**Excerpt to read**:
-- Opening Marker --

Update: Passive Guy over at The Passive Voice reblogged this post and added some cogent commentary of his own. He quite aptly points out that it wouldn’t take all writers leaving traditional publishers to trigger their collapse, just the bestselling ones. Because of publishing’s low margins, publishers rely on bestsellers like Harry Potter or Fifty Shades for profits year to year. If those start going to self-publishing…well. Small wonder they’re reacting so stridently to Howey’s figures.

6 COMMENTS

  1. Your comment: “It used to be that the only way to get your book out there to a wide audience was to publish through a traditional publisher.”

    That is complete rubbish.

    I started self-publishing in 1989. My books have sold over 800,000 copies since then. The books have been published in 22 languages in 29 countries. (My 111 foreign-rights deals were created and negotiated by me without the help of a North American foreign-rights agent.)

    The role model who inspired me to self-publish my first three books was Robert J. Ringer. He is the only person to the best of my knowledge to write, self-publish, and market three #1 New York Times bestsellers in print editions.

    Ringer’s first book, Winning Through Intimidation, was published in 1973. After the manuscript was rejected by 10 major publishers, Ringer chose to self-publish.
    “Winning Through Intimidation” became a true bestseller, spending 36 weeks at
    the top of the “The New York Times” Best Seller list. Ringer self-published his second book in 1978. “Looking Out for Number One” was also a New York Times bestseller as was “Restoring the American Dream”, which was published in 1979.

    Not so long ago the first two of Ringer’s self-published books were listed by “The New York Times” among the 15 best-selling motivational books of all time. Keep in mind that Ringer was generating sales in the millions of his self-published books in the 1970’s and 1980’s.

    In short, there has never been a time that the only way you could get your book out to a wide audience was through a traditional publisher. Robert J. Ringer could get his self-published books out to a wide audience in the 1970’s and 1980’s. I did it in the 1990’s, 2000’s, and continue to do it today. I can still do it with a new print book (forgetting about ebooks if I want) whenever I choose to. All it takes is being a 1-percenter in regards to creativity, critical thinking, common sense, and motivation.

-- Closing Marker --

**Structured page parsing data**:

-- Opening Marker --

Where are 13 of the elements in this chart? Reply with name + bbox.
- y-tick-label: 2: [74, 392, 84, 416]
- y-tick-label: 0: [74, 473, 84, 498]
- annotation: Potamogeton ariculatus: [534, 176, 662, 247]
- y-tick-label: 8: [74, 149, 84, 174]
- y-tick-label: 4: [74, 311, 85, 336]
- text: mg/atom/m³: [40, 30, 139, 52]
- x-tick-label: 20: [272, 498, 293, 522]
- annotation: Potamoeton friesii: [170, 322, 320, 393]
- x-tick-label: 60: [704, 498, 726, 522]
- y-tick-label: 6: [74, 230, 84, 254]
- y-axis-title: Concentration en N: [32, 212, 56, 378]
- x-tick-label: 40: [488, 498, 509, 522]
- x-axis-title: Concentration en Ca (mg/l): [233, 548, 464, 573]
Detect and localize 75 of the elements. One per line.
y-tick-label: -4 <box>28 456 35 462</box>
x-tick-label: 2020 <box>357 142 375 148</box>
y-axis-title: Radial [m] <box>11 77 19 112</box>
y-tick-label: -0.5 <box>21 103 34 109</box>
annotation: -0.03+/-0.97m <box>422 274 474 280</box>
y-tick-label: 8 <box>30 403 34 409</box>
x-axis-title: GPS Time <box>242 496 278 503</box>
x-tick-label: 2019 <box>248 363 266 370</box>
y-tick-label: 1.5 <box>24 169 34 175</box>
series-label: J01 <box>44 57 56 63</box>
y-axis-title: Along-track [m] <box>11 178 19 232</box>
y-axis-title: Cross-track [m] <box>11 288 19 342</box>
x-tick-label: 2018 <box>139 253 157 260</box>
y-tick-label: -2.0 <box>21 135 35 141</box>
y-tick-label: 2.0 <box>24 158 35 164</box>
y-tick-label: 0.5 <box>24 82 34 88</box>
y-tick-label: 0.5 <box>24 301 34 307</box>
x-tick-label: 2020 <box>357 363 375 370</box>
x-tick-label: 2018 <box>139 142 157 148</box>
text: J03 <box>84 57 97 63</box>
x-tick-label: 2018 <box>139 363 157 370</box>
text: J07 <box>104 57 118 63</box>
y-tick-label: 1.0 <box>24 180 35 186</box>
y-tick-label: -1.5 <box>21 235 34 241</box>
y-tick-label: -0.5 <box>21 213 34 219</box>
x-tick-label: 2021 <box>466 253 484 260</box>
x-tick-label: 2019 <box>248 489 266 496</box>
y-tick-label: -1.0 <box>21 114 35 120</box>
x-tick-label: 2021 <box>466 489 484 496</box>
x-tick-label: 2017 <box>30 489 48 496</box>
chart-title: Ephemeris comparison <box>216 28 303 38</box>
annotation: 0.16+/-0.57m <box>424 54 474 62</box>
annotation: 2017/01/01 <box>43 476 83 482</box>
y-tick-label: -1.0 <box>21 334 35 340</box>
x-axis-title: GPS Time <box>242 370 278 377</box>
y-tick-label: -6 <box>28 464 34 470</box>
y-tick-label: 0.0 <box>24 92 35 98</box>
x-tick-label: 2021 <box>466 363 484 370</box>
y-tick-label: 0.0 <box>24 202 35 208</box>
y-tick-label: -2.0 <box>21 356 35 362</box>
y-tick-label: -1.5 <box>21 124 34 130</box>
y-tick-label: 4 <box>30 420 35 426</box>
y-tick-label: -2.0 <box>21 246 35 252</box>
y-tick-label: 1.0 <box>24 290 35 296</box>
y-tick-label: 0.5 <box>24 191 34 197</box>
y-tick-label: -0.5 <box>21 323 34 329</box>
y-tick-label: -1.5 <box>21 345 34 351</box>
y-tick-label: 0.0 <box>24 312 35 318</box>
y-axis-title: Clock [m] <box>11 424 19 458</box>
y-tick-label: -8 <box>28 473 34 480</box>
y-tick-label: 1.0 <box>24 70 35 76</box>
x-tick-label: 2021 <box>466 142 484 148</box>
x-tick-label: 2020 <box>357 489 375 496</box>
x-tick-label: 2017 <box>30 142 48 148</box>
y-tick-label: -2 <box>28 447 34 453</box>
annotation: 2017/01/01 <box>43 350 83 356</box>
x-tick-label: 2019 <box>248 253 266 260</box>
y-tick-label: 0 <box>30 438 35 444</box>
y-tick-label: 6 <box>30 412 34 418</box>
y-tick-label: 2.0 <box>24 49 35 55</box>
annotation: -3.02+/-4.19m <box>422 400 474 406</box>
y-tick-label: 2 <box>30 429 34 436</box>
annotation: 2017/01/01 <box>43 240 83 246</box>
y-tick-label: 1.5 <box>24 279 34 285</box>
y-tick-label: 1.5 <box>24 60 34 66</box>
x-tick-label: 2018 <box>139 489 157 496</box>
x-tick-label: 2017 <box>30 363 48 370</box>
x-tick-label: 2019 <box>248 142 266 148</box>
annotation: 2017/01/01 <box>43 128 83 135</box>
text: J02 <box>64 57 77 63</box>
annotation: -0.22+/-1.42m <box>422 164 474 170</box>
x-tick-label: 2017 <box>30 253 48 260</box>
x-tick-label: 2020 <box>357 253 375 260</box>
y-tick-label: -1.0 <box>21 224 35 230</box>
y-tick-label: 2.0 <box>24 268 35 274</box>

-- Closing Marker --

**Work order A**: Summarize the self-publishing excerpt in two sentences.
**Work order B**:
Answer these questions from the self-publishing excerpt:
(i) In what year did the commenter start self-publishing?
(ii) How many major publishers rejected the manuscript of Ringer's first book?
(iii) How many weeks did "Winning Through Intimidation" spend at the top of "The New York Times" Best Seller list?
**Work order C**: Set down the part of the self-publishing excerpt from "Update: Passive Guy" up to and including "to Howey’s figures.".

**Exercise result A**: The update reports Passive Guy's point that traditional publishers would collapse if only their bestselling writers left, because low margins make them depend on bestsellers for yearly profits. A commenter rejects the idea that a traditional publisher was once the only way to reach a wide audience, citing Robert J. Ringer's self-published New York Times bestsellers and the commenter's own self-published books, which have sold over 800,000 copies since 1989.

**Exercise result B**:
(i) 1989
(ii) 10
(iii) 36

**Exercise result C**:
Update: Passive Guy over at The Passive Voice reblogged this post and added some cogent commentary of his own. He quite aptly points out that it wouldn’t take all writers leaving traditional publishers to trigger their collapse, just the bestselling ones. Because of publishing’s low margins, publishers rely on bestsellers like Harry Potter or Fifty Shades for profits year to year. If those start going to self-publishing…well. Small wonder they’re reacting so stridently to Howey’s figures.